**Exercise description**
Each record must be printed again exactly as given.

- Opening Delimiter -

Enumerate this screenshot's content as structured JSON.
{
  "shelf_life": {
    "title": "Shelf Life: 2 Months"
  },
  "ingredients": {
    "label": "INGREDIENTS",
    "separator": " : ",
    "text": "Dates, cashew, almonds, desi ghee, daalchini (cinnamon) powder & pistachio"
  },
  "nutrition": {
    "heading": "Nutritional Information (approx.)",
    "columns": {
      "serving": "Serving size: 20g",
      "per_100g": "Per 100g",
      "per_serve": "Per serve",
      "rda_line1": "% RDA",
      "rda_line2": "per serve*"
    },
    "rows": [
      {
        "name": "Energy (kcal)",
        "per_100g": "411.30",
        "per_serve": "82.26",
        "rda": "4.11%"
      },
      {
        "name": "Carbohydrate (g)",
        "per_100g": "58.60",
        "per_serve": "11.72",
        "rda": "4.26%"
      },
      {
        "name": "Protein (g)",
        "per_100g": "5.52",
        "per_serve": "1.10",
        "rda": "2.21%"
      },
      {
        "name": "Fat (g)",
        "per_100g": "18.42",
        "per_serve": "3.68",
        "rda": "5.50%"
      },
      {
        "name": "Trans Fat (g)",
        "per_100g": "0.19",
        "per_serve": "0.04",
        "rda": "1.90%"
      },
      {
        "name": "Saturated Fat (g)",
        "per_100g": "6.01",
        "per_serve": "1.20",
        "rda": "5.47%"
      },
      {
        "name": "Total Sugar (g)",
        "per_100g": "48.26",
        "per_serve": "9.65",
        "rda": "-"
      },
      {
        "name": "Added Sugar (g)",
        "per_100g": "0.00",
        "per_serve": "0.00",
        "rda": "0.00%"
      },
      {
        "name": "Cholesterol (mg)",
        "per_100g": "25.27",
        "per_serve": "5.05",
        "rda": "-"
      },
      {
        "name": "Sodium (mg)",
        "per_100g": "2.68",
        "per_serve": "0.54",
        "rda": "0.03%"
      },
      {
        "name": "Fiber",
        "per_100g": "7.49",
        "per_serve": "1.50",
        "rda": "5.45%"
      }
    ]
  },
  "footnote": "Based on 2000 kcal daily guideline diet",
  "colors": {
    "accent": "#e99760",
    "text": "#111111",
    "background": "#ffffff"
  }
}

- Closing Delimiter -

**Exercise answer**
Enumerate this screenshot's content as structured JSON.
{
  "shelf_life": {
    "title": "Shelf Life: 2 Months"
  },
  "ingredients": {
    "label": "INGREDIENTS",
    "separator": " : ",
    "text": "Dates, cashew, almonds, desi ghee, daalchini (cinnamon) powder & pistachio"
  },
  "nutrition": {
    "heading": "Nutritional Information (approx.)",
    "columns": {
      "serving": "Serving size: 20g",
      "per_100g": "Per 100g",
      "per_serve": "Per serve",
      "rda_line1": "% RDA",
      "rda_line2": "per serve*"
    },
    "rows": [
      {
        "name": "Energy (kcal)",
        "per_100g": "411.30",
        "per_serve": "82.26",
        "rda": "4.11%"
      },
      {
        "name": "Carbohydrate (g)",
        "per_100g": "58.60",
        "per_serve": "11.72",
        "rda": "4.26%"
      },
      {
        "name": "Protein (g)",
        "per_100g": "5.52",
        "per_serve": "1.10",
        "rda": "2.21%"
      },
      {
        "name": "Fat (g)",
        "per_100g": "18.42",
        "per_serve": "3.68",
        "rda": "5.50%"
      },
      {
        "name": "Trans Fat (g)",
        "per_100g": "0.19",
        "per_serve": "0.04",
        "rda": "1.90%"
      },
      {
        "name": "Saturated Fat (g)",
        "per_100g": "6.01",
        "per_serve": "1.20",
        "rda": "5.47%"
      },
      {
        "name": "Total Sugar (g)",
        "per_100g": "48.26",
        "per_serve": "9.65",
        "rda": "-"
      },
      {
        "name": "Added Sugar (g)",
        "per_100g": "0.00",
        "per_serve": "0.00",
        "rda": "0.00%"
      },
      {
        "name": "Cholesterol (mg)",
        "per_100g": "25.27",
        "per_serve": "5.05",
        "rda": "-"
      },
      {
        "name": "Sodium (mg)",
        "per_100g": "2.68",
        "per_serve": "0.54",
        "rda": "0.03%"
      },
      {
        "name": "Fiber",
        "per_100g": "7.49",
        "per_serve": "1.50",
        "rda": "5.45%"
      }
    ]
  },
  "footnote": "Based on 2000 kcal daily guideline diet",
  "colors": {
    "accent": "#e99760",
    "text": "#111111",
    "background": "#ffffff"
  }
}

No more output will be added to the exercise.